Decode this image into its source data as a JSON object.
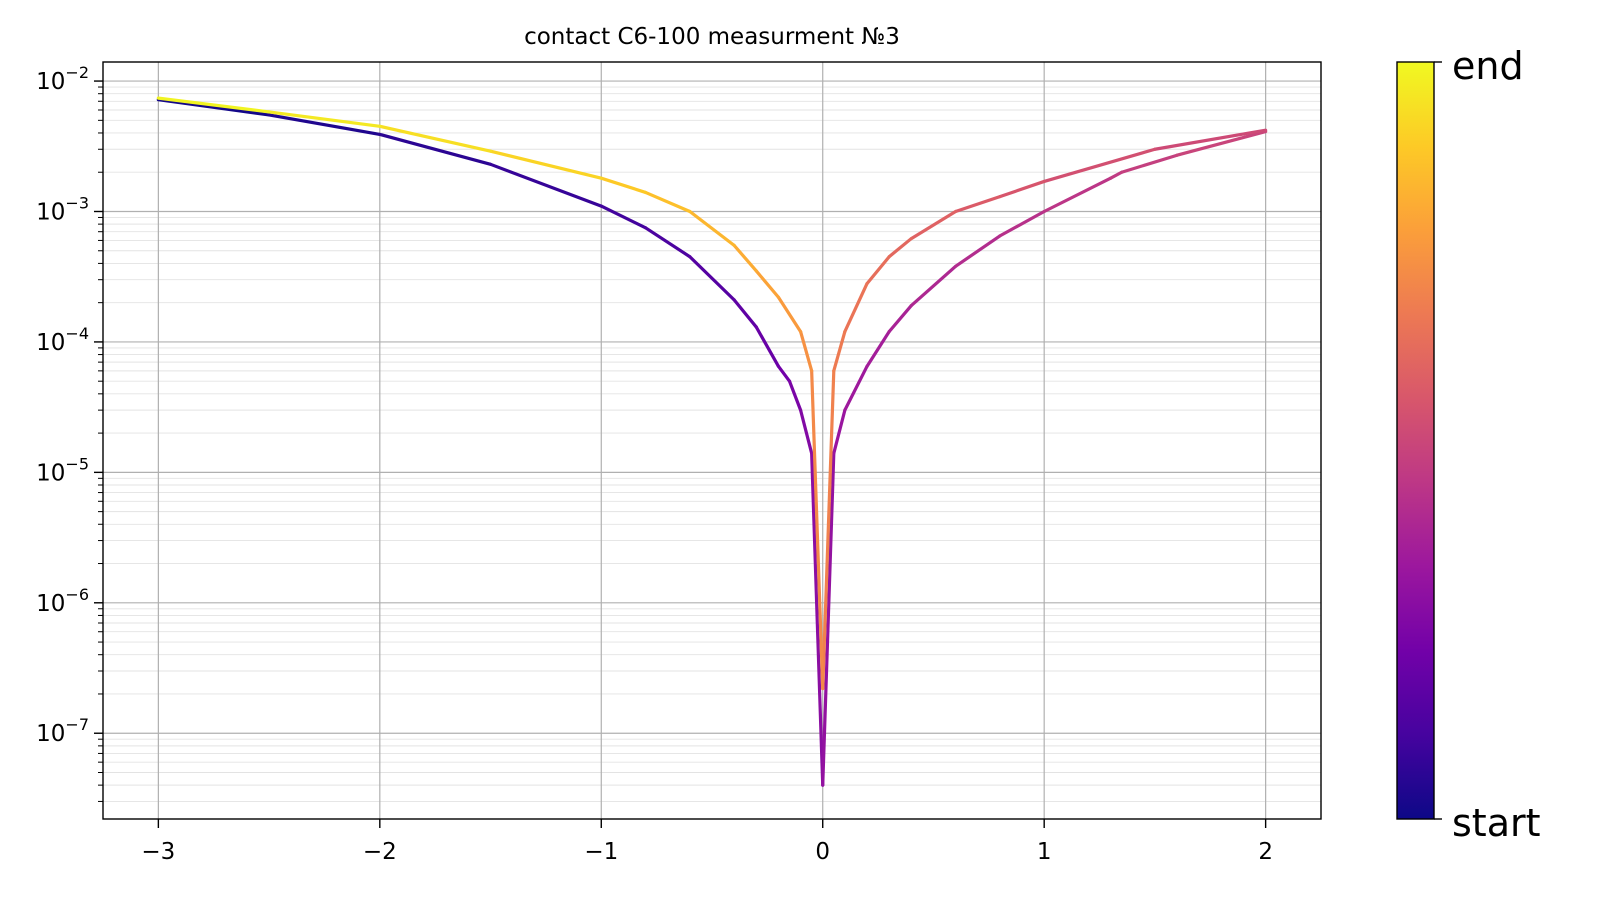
{
  "chart_data": {
    "type": "line",
    "title": "contact C6-100 measurment №3",
    "xlabel": "",
    "ylabel": "",
    "xlim": [
      -3.25,
      2.25
    ],
    "ylim": [
      2.2e-08,
      0.014
    ],
    "yscale": "log",
    "grid": "on (major and minor)",
    "x_ticks": [
      -3,
      -2,
      -1,
      0,
      1,
      2
    ],
    "x_tick_labels": [
      "−3",
      "−2",
      "−1",
      "0",
      "1",
      "2"
    ],
    "y_ticks": [
      1e-07,
      1e-06,
      1e-05,
      0.0001,
      0.001,
      0.01
    ],
    "y_tick_labels": [
      {
        "base": "10",
        "exp": "−7"
      },
      {
        "base": "10",
        "exp": "−6"
      },
      {
        "base": "10",
        "exp": "−5"
      },
      {
        "base": "10",
        "exp": "−4"
      },
      {
        "base": "10",
        "exp": "−3"
      },
      {
        "base": "10",
        "exp": "−2"
      }
    ],
    "colormap": "plasma",
    "colorbar": {
      "top_label": "end",
      "bottom_label": "start",
      "stops": [
        "#0d0887",
        "#46039f",
        "#7201a8",
        "#9c179e",
        "#bd3786",
        "#d8576b",
        "#ed7953",
        "#fb9f3a",
        "#fdca26",
        "#f0f921"
      ]
    },
    "path_description": "single sweep colored by progress: -3 → 0 → 2 (lower branch), then 2 → 0 → -3 (upper branch)",
    "sweep": [
      {
        "segment": "forward_negative",
        "progress": [
          0.0,
          0.3
        ],
        "x": [
          -3,
          -2.5,
          -2,
          -1.5,
          -1,
          -0.8,
          -0.6,
          -0.4,
          -0.3,
          -0.2,
          -0.15,
          -0.1,
          -0.05,
          0
        ],
        "y": [
          0.0072,
          0.0055,
          0.0039,
          0.0023,
          0.0011,
          0.00075,
          0.00045,
          0.00021,
          0.00013,
          6.5e-05,
          5e-05,
          3e-05,
          1.4e-05,
          4e-08
        ]
      },
      {
        "segment": "forward_positive",
        "progress": [
          0.3,
          0.5
        ],
        "x": [
          0,
          0.05,
          0.1,
          0.2,
          0.3,
          0.4,
          0.6,
          0.8,
          1.0,
          1.3,
          1.35,
          1.6,
          2.0
        ],
        "y": [
          4e-08,
          1.4e-05,
          3e-05,
          6.5e-05,
          0.00012,
          0.00019,
          0.00038,
          0.00065,
          0.001,
          0.0018,
          0.002,
          0.0027,
          0.0041
        ]
      },
      {
        "segment": "backward_positive",
        "progress": [
          0.5,
          0.7
        ],
        "x": [
          2.0,
          1.5,
          1.0,
          0.8,
          0.6,
          0.4,
          0.3,
          0.2,
          0.1,
          0.05,
          0
        ],
        "y": [
          0.0042,
          0.003,
          0.0017,
          0.0013,
          0.001,
          0.00062,
          0.00045,
          0.00028,
          0.00012,
          6e-05,
          2.2e-07
        ]
      },
      {
        "segment": "backward_negative",
        "progress": [
          0.7,
          1.0
        ],
        "x": [
          0,
          -0.05,
          -0.1,
          -0.2,
          -0.3,
          -0.4,
          -0.6,
          -0.8,
          -1,
          -1.5,
          -2,
          -2.5,
          -3
        ],
        "y": [
          2.2e-07,
          6e-05,
          0.00012,
          0.00022,
          0.00035,
          0.00055,
          0.001,
          0.0014,
          0.0018,
          0.0029,
          0.0045,
          0.0058,
          0.0074
        ]
      }
    ]
  }
}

***

Challenge: Omit the pictures and restate the rest of the records verbatim.

Expected answer:
Decode this image into its source data as a JSON object.
{
  "chart_data": {
    "type": "line",
    "title": "contact C6-100 measurment №3",
    "xlabel": "",
    "ylabel": "",
    "xlim": [
      -3.25,
      2.25
    ],
    "ylim": [
      2.2e-08,
      0.014
    ],
    "yscale": "log",
    "grid": "on (major and minor)",
    "x_ticks": [
      -3,
      -2,
      -1,
      0,
      1,
      2
    ],
    "x_tick_labels": [
      "−3",
      "−2",
      "−1",
      "0",
      "1",
      "2"
    ],
    "y_ticks": [
      1e-07,
      1e-06,
      1e-05,
      0.0001,
      0.001,
      0.01
    ],
    "y_tick_labels": [
      {
        "base": "10",
        "exp": "−7"
      },
      {
        "base": "10",
        "exp": "−6"
      },
      {
        "base": "10",
        "exp": "−5"
      },
      {
        "base": "10",
        "exp": "−4"
      },
      {
        "base": "10",
        "exp": "−3"
      },
      {
        "base": "10",
        "exp": "−2"
      }
    ],
    "colormap": "plasma",
    "colorbar": {
      "top_label": "end",
      "bottom_label": "start",
      "stops": [
        "#0d0887",
        "#46039f",
        "#7201a8",
        "#9c179e",
        "#bd3786",
        "#d8576b",
        "#ed7953",
        "#fb9f3a",
        "#fdca26",
        "#f0f921"
      ]
    },
    "path_description": "single sweep colored by progress: -3 → 0 → 2 (lower branch), then 2 → 0 → -3 (upper branch)",
    "sweep": [
      {
        "segment": "forward_negative",
        "progress": [
          0.0,
          0.3
        ],
        "x": [
          -3,
          -2.5,
          -2,
          -1.5,
          -1,
          -0.8,
          -0.6,
          -0.4,
          -0.3,
          -0.2,
          -0.15,
          -0.1,
          -0.05,
          0
        ],
        "y": [
          0.0072,
          0.0055,
          0.0039,
          0.0023,
          0.0011,
          0.00075,
          0.00045,
          0.00021,
          0.00013,
          6.5e-05,
          5e-05,
          3e-05,
          1.4e-05,
          4e-08
        ]
      },
      {
        "segment": "forward_positive",
        "progress": [
          0.3,
          0.5
        ],
        "x": [
          0,
          0.05,
          0.1,
          0.2,
          0.3,
          0.4,
          0.6,
          0.8,
          1.0,
          1.3,
          1.35,
          1.6,
          2.0
        ],
        "y": [
          4e-08,
          1.4e-05,
          3e-05,
          6.5e-05,
          0.00012,
          0.00019,
          0.00038,
          0.00065,
          0.001,
          0.0018,
          0.002,
          0.0027,
          0.0041
        ]
      },
      {
        "segment": "backward_positive",
        "progress": [
          0.5,
          0.7
        ],
        "x": [
          2.0,
          1.5,
          1.0,
          0.8,
          0.6,
          0.4,
          0.3,
          0.2,
          0.1,
          0.05,
          0
        ],
        "y": [
          0.0042,
          0.003,
          0.0017,
          0.0013,
          0.001,
          0.00062,
          0.00045,
          0.00028,
          0.00012,
          6e-05,
          2.2e-07
        ]
      },
      {
        "segment": "backward_negative",
        "progress": [
          0.7,
          1.0
        ],
        "x": [
          0,
          -0.05,
          -0.1,
          -0.2,
          -0.3,
          -0.4,
          -0.6,
          -0.8,
          -1,
          -1.5,
          -2,
          -2.5,
          -3
        ],
        "y": [
          2.2e-07,
          6e-05,
          0.00012,
          0.00022,
          0.00035,
          0.00055,
          0.001,
          0.0014,
          0.0018,
          0.0029,
          0.0045,
          0.0058,
          0.0074
        ]
      }
    ]
  }
}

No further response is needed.